• _WRITTEN REQUEST_: Could you copy out this material line for line, leaving the pictures out of your answer?
--- begin MATERIAL FOR THIS EXERCISE ---
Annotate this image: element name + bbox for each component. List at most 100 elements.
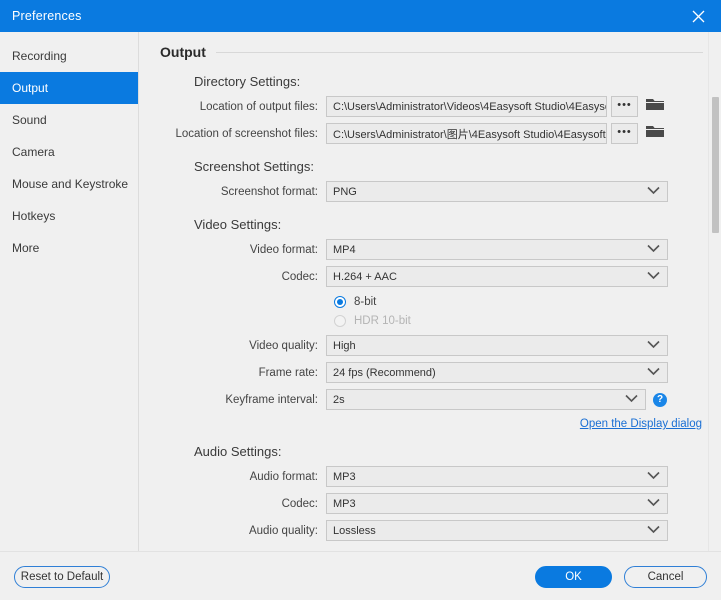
- audio-format-value: MP3: [333, 470, 356, 483]
- cancel-button[interactable]: Cancel: [624, 566, 707, 588]
- output-browse-dots-button[interactable]: •••: [611, 96, 638, 117]
- video-codec-value: H.264 + AAC: [333, 270, 397, 283]
- audio-quality-row: Audio quality: Lossless: [140, 519, 721, 542]
- output-location-row: Location of output files: C:\Users\Admin…: [140, 95, 721, 118]
- screenshot-location-label: Location of screenshot files:: [175, 127, 318, 140]
- folder-icon: [646, 124, 664, 144]
- screenshot-format-value: PNG: [333, 185, 357, 198]
- audio-codec-row: Codec: MP3: [140, 492, 721, 515]
- bitdepth-8bit-label: 8-bit: [354, 295, 377, 308]
- video-format-select[interactable]: MP4: [326, 239, 668, 260]
- sidebar-item-label: Output: [12, 81, 49, 95]
- video-codec-select[interactable]: H.264 + AAC: [326, 266, 668, 287]
- sidebar-item-label: Hotkeys: [12, 209, 56, 223]
- video-codec-row: Codec: H.264 + AAC: [140, 265, 721, 288]
- video-format-value: MP4: [333, 243, 356, 256]
- video-codec-label: Codec:: [281, 270, 318, 283]
- sidebar-item-label: Sound: [12, 113, 47, 127]
- audio-format-select[interactable]: MP3: [326, 466, 668, 487]
- preferences-window: Preferences Recording Output Sound Camer…: [0, 0, 721, 600]
- video-settings-heading: Video Settings:: [194, 217, 282, 232]
- folder-icon: [646, 97, 664, 117]
- audio-codec-select[interactable]: MP3: [326, 493, 668, 514]
- screenshot-location-input[interactable]: C:\Users\Administrator\图片\4Easysoft Stud…: [326, 123, 607, 144]
- video-format-row: Video format: MP4: [140, 238, 721, 261]
- chevron-down-icon: [647, 471, 660, 483]
- output-open-folder-button[interactable]: [644, 96, 666, 117]
- chevron-down-icon: [647, 271, 660, 283]
- sidebar-item-camera[interactable]: Camera: [0, 136, 138, 168]
- chevron-down-icon: [647, 244, 660, 256]
- question-mark-icon[interactable]: ?: [653, 392, 667, 407]
- video-quality-label: Video quality:: [249, 339, 318, 352]
- bitdepth-hdr-radio[interactable]: [334, 314, 346, 327]
- open-display-dialog-link[interactable]: Open the Display dialog: [580, 418, 702, 430]
- dialog-footer: Reset to Default OK Cancel: [0, 551, 721, 600]
- output-location-label: Location of output files:: [199, 100, 318, 113]
- content-scrollbar-track[interactable]: [708, 32, 721, 551]
- page-title: Output: [160, 44, 206, 60]
- audio-format-label: Audio format:: [249, 470, 318, 483]
- sidebar-item-label: Mouse and Keystroke: [12, 177, 129, 191]
- screenshot-open-folder-button[interactable]: [644, 123, 666, 144]
- frame-rate-row: Frame rate: 24 fps (Recommend): [140, 361, 721, 384]
- bitdepth-8bit-radio[interactable]: [334, 295, 346, 308]
- bitdepth-hdr-label: HDR 10-bit: [354, 314, 411, 327]
- screenshot-format-row: Screenshot format: PNG: [140, 180, 721, 203]
- keyframe-interval-label: Keyframe interval:: [225, 393, 318, 406]
- titlebar: Preferences: [0, 0, 721, 32]
- page-title-row: Output: [140, 32, 721, 60]
- screenshot-settings-heading: Screenshot Settings:: [194, 159, 314, 174]
- keyframe-interval-select[interactable]: 2s: [326, 389, 646, 410]
- frame-rate-label: Frame rate:: [258, 366, 318, 379]
- audio-settings-heading: Audio Settings:: [194, 444, 282, 459]
- output-location-input[interactable]: C:\Users\Administrator\Videos\4Easysoft …: [326, 96, 607, 117]
- frame-rate-value: 24 fps (Recommend): [333, 366, 436, 379]
- reset-to-default-button[interactable]: Reset to Default: [14, 566, 110, 588]
- keyframe-interval-row: Keyframe interval: 2s ?: [140, 388, 721, 411]
- ok-button[interactable]: OK: [535, 566, 612, 588]
- chevron-down-icon: [647, 186, 660, 198]
- screenshot-browse-dots-button[interactable]: •••: [611, 123, 638, 144]
- chevron-down-icon: [625, 394, 638, 406]
- frame-rate-select[interactable]: 24 fps (Recommend): [326, 362, 668, 383]
- audio-quality-label: Audio quality:: [248, 524, 318, 537]
- screenshot-format-select[interactable]: PNG: [326, 181, 668, 202]
- sidebar-item-label: Recording: [12, 49, 67, 63]
- screenshot-location-row: Location of screenshot files: C:\Users\A…: [140, 122, 721, 145]
- bitdepth-8bit-row[interactable]: 8-bit: [334, 292, 721, 311]
- chevron-down-icon: [647, 498, 660, 510]
- sidebar-item-label: Camera: [12, 145, 55, 159]
- sidebar-item-recording[interactable]: Recording: [0, 40, 138, 72]
- sidebar-item-output[interactable]: Output: [0, 72, 138, 104]
- video-format-label: Video format:: [249, 243, 318, 256]
- audio-quality-value: Lossless: [333, 524, 376, 537]
- audio-codec-value: MP3: [333, 497, 356, 510]
- sidebar-item-more[interactable]: More: [0, 232, 138, 264]
- display-dialog-link-row: Open the Display dialog: [140, 418, 721, 430]
- sidebar: Recording Output Sound Camera Mouse and …: [0, 32, 139, 551]
- bitdepth-hdr-row[interactable]: HDR 10-bit: [334, 311, 721, 330]
- audio-format-row: Audio format: MP3: [140, 465, 721, 488]
- title-divider: [215, 51, 703, 53]
- video-quality-select[interactable]: High: [326, 335, 668, 356]
- chevron-down-icon: [647, 525, 660, 537]
- close-button[interactable]: [675, 0, 721, 32]
- keyframe-interval-value: 2s: [333, 393, 345, 406]
- screenshot-format-label: Screenshot format:: [220, 185, 318, 198]
- window-title: Preferences: [12, 9, 82, 23]
- sidebar-item-sound[interactable]: Sound: [0, 104, 138, 136]
- chevron-down-icon: [647, 340, 660, 352]
- video-quality-row: Video quality: High: [140, 334, 721, 357]
- audio-codec-label: Codec:: [281, 497, 318, 510]
- sidebar-item-label: More: [12, 241, 40, 255]
- audio-quality-select[interactable]: Lossless: [326, 520, 668, 541]
- content-scrollbar-thumb[interactable]: [712, 97, 719, 233]
- chevron-down-icon: [647, 367, 660, 379]
- directory-settings-heading: Directory Settings:: [194, 74, 301, 89]
- video-quality-value: High: [333, 339, 356, 352]
- sidebar-item-hotkeys[interactable]: Hotkeys: [0, 200, 138, 232]
- close-icon: [691, 9, 706, 24]
- sidebar-item-mouse-and-keystroke[interactable]: Mouse and Keystroke: [0, 168, 138, 200]
- main-content: Output Directory Settings: Location of o…: [140, 32, 721, 551]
--- end MATERIAL FOR THIS EXERCISE ---
• _RESULT_:
Annotate this image: element name + bbox for each component. List at most 100 elements.
- audio-format-value: MP3: [333, 470, 356, 483]
- cancel-button[interactable]: Cancel: [624, 566, 707, 588]
- output-browse-dots-button[interactable]: •••: [611, 96, 638, 117]
- video-codec-value: H.264 + AAC: [333, 270, 397, 283]
- audio-quality-row: Audio quality: Lossless: [140, 519, 721, 542]
- output-location-row: Location of output files: C:\Users\Admin…: [140, 95, 721, 118]
- screenshot-location-label: Location of screenshot files:: [175, 127, 318, 140]
- folder-icon: [646, 124, 664, 144]
- screenshot-format-value: PNG: [333, 185, 357, 198]
- audio-codec-row: Codec: MP3: [140, 492, 721, 515]
- bitdepth-8bit-label: 8-bit: [354, 295, 377, 308]
- video-format-select[interactable]: MP4: [326, 239, 668, 260]
- sidebar-item-label: Output: [12, 81, 49, 95]
- video-codec-select[interactable]: H.264 + AAC: [326, 266, 668, 287]
- sidebar-item-label: Hotkeys: [12, 209, 56, 223]
- video-codec-row: Codec: H.264 + AAC: [140, 265, 721, 288]
- video-format-value: MP4: [333, 243, 356, 256]
- video-codec-label: Codec:: [281, 270, 318, 283]
- sidebar-item-label: Sound: [12, 113, 47, 127]
- audio-format-select[interactable]: MP3: [326, 466, 668, 487]
- preferences-window: Preferences Recording Output Sound Camer…: [0, 0, 721, 600]
- video-settings-heading: Video Settings:: [194, 217, 282, 232]
- folder-icon: [646, 97, 664, 117]
- audio-codec-select[interactable]: MP3: [326, 493, 668, 514]
- screenshot-location-input[interactable]: C:\Users\Administrator\图片\4Easysoft Stud…: [326, 123, 607, 144]
- video-format-row: Video format: MP4: [140, 238, 721, 261]
- chevron-down-icon: [647, 471, 660, 483]
- output-open-folder-button[interactable]: [644, 96, 666, 117]
- chevron-down-icon: [647, 271, 660, 283]
- sidebar-item-camera[interactable]: Camera: [0, 136, 138, 168]
- chevron-down-icon: [647, 244, 660, 256]
- question-mark-icon[interactable]: ?: [653, 392, 667, 407]
- video-quality-label: Video quality:: [249, 339, 318, 352]
- bitdepth-hdr-radio[interactable]: [334, 314, 346, 327]
- open-display-dialog-link[interactable]: Open the Display dialog: [580, 418, 702, 430]
- dialog-footer: Reset to Default OK Cancel: [0, 551, 721, 600]
- output-location-label: Location of output files:: [199, 100, 318, 113]
- content-scrollbar-track[interactable]: [708, 32, 721, 551]
- page-title: Output: [160, 44, 206, 60]
- audio-format-label: Audio format:: [249, 470, 318, 483]
- sidebar-item-label: Mouse and Keystroke: [12, 177, 129, 191]
- screenshot-open-folder-button[interactable]: [644, 123, 666, 144]
- frame-rate-row: Frame rate: 24 fps (Recommend): [140, 361, 721, 384]
- bitdepth-8bit-radio[interactable]: [334, 295, 346, 308]
- bitdepth-hdr-label: HDR 10-bit: [354, 314, 411, 327]
- screenshot-format-row: Screenshot format: PNG: [140, 180, 721, 203]
- keyframe-interval-label: Keyframe interval:: [225, 393, 318, 406]
- titlebar: Preferences: [0, 0, 721, 32]
- page-title-row: Output: [140, 32, 721, 60]
- screenshot-settings-heading: Screenshot Settings:: [194, 159, 314, 174]
- keyframe-interval-select[interactable]: 2s: [326, 389, 646, 410]
- frame-rate-label: Frame rate:: [258, 366, 318, 379]
- audio-settings-heading: Audio Settings:: [194, 444, 282, 459]
- output-location-input[interactable]: C:\Users\Administrator\Videos\4Easysoft …: [326, 96, 607, 117]
- frame-rate-value: 24 fps (Recommend): [333, 366, 436, 379]
- reset-to-default-button[interactable]: Reset to Default: [14, 566, 110, 588]
- keyframe-interval-row: Keyframe interval: 2s ?: [140, 388, 721, 411]
- ok-button[interactable]: OK: [535, 566, 612, 588]
- chevron-down-icon: [647, 186, 660, 198]
- screenshot-browse-dots-button[interactable]: •••: [611, 123, 638, 144]
- chevron-down-icon: [625, 394, 638, 406]
- frame-rate-select[interactable]: 24 fps (Recommend): [326, 362, 668, 383]
- audio-quality-label: Audio quality:: [248, 524, 318, 537]
- screenshot-format-select[interactable]: PNG: [326, 181, 668, 202]
- sidebar-item-label: Recording: [12, 49, 67, 63]
- screenshot-location-row: Location of screenshot files: C:\Users\A…: [140, 122, 721, 145]
- bitdepth-8bit-row[interactable]: 8-bit: [334, 292, 721, 311]
- chevron-down-icon: [647, 498, 660, 510]
- sidebar-item-label: Camera: [12, 145, 55, 159]
- sidebar-item-recording[interactable]: Recording: [0, 40, 138, 72]
- sidebar-item-output[interactable]: Output: [0, 72, 138, 104]
- video-format-label: Video format:: [249, 243, 318, 256]
- audio-quality-value: Lossless: [333, 524, 376, 537]
- audio-codec-value: MP3: [333, 497, 356, 510]
- sidebar-item-more[interactable]: More: [0, 232, 138, 264]
- display-dialog-link-row: Open the Display dialog: [140, 418, 721, 430]
- sidebar: Recording Output Sound Camera Mouse and …: [0, 32, 139, 551]
- bitdepth-hdr-row[interactable]: HDR 10-bit: [334, 311, 721, 330]
- audio-format-row: Audio format: MP3: [140, 465, 721, 488]
- title-divider: [215, 51, 703, 53]
- video-quality-select[interactable]: High: [326, 335, 668, 356]
- chevron-down-icon: [647, 525, 660, 537]
- close-button[interactable]: [675, 0, 721, 32]
- keyframe-interval-value: 2s: [333, 393, 345, 406]
- screenshot-format-label: Screenshot format:: [220, 185, 318, 198]
- window-title: Preferences: [12, 9, 82, 23]
- sidebar-item-sound[interactable]: Sound: [0, 104, 138, 136]
- chevron-down-icon: [647, 340, 660, 352]
- video-quality-row: Video quality: High: [140, 334, 721, 357]
- audio-codec-label: Codec:: [281, 497, 318, 510]
- sidebar-item-label: More: [12, 241, 40, 255]
- audio-quality-select[interactable]: Lossless: [326, 520, 668, 541]
- content-scrollbar-thumb[interactable]: [712, 97, 719, 233]
- chevron-down-icon: [647, 367, 660, 379]
- directory-settings-heading: Directory Settings:: [194, 74, 301, 89]
- video-quality-value: High: [333, 339, 356, 352]
- sidebar-item-hotkeys[interactable]: Hotkeys: [0, 200, 138, 232]
- close-icon: [691, 9, 706, 24]
- sidebar-item-mouse-and-keystroke[interactable]: Mouse and Keystroke: [0, 168, 138, 200]
- main-content: Output Directory Settings: Location of o…: [140, 32, 721, 551]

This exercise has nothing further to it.